> **Requirement**:
Go through the entries below and copy each line containing the word "where".

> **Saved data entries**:

◇ ◇ ◇

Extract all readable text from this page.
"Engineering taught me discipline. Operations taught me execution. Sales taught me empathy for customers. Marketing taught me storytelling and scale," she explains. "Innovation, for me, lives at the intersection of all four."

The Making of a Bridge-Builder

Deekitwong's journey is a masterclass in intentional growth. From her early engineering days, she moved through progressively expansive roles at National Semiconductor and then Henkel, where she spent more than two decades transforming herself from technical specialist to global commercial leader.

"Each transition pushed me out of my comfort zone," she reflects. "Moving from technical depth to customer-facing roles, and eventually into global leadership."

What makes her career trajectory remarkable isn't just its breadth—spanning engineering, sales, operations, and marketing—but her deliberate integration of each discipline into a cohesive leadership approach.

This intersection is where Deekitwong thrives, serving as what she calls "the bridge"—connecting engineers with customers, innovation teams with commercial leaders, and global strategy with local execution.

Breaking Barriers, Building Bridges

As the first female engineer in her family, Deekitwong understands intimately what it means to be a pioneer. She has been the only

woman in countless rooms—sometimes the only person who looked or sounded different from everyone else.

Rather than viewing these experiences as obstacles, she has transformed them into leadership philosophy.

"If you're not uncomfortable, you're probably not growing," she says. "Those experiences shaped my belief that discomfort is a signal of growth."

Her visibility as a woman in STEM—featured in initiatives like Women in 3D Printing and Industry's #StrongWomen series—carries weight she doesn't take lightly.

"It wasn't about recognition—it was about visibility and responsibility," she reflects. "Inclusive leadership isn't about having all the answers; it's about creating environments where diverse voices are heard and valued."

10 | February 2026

◇ ◇ ◇

> **Problem solution**:
Deekitwong's journey is a masterclass in intentional growth. From her early engineering days, she moved through progressively expansive roles at National Semiconductor and then Henkel, where she spent more than two decades transforming herself from technical specialist to global commercial leader.
This intersection is where Deekitwong thrives, serving as what she calls "the bridge"—connecting engineers with customers, innovation teams with commercial leaders, and global strategy with local execution.
"It wasn't about recognition—it was about visibility and responsibility," she reflects. "Inclusive leadership isn't about having all the answers; it's about creating environments where diverse voices are heard and valued."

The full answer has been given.